### [GOAL]
Copy the data precisely, keeping every character.

### [RECORD LIST]
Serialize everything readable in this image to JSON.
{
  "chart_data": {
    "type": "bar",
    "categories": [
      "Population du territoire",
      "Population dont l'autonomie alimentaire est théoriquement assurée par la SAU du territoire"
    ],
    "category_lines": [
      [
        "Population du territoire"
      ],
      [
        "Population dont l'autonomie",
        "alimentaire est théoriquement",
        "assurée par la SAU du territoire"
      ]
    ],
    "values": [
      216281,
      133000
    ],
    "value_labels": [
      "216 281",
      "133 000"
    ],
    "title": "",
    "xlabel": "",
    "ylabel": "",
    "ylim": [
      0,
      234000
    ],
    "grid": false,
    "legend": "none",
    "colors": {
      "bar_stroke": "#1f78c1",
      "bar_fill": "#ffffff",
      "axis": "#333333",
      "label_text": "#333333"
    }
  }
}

### [TASK OUTPUT]
Serialize everything readable in this image to JSON.
{
  "chart_data": {
    "type": "bar",
    "categories": [
      "Population du territoire",
      "Population dont l'autonomie alimentaire est théoriquement assurée par la SAU du territoire"
    ],
    "category_lines": [
      [
        "Population du territoire"
      ],
      [
        "Population dont l'autonomie",
        "alimentaire est théoriquement",
        "assurée par la SAU du territoire"
      ]
    ],
    "values": [
      216281,
      133000
    ],
    "value_labels": [
      "216 281",
      "133 000"
    ],
    "title": "",
    "xlabel": "",
    "ylabel": "",
    "ylim": [
      0,
      234000
    ],
    "grid": false,
    "legend": "none",
    "colors": {
      "bar_stroke": "#1f78c1",
      "bar_fill": "#ffffff",
      "axis": "#333333",
      "label_text": "#333333"
    }
  }
}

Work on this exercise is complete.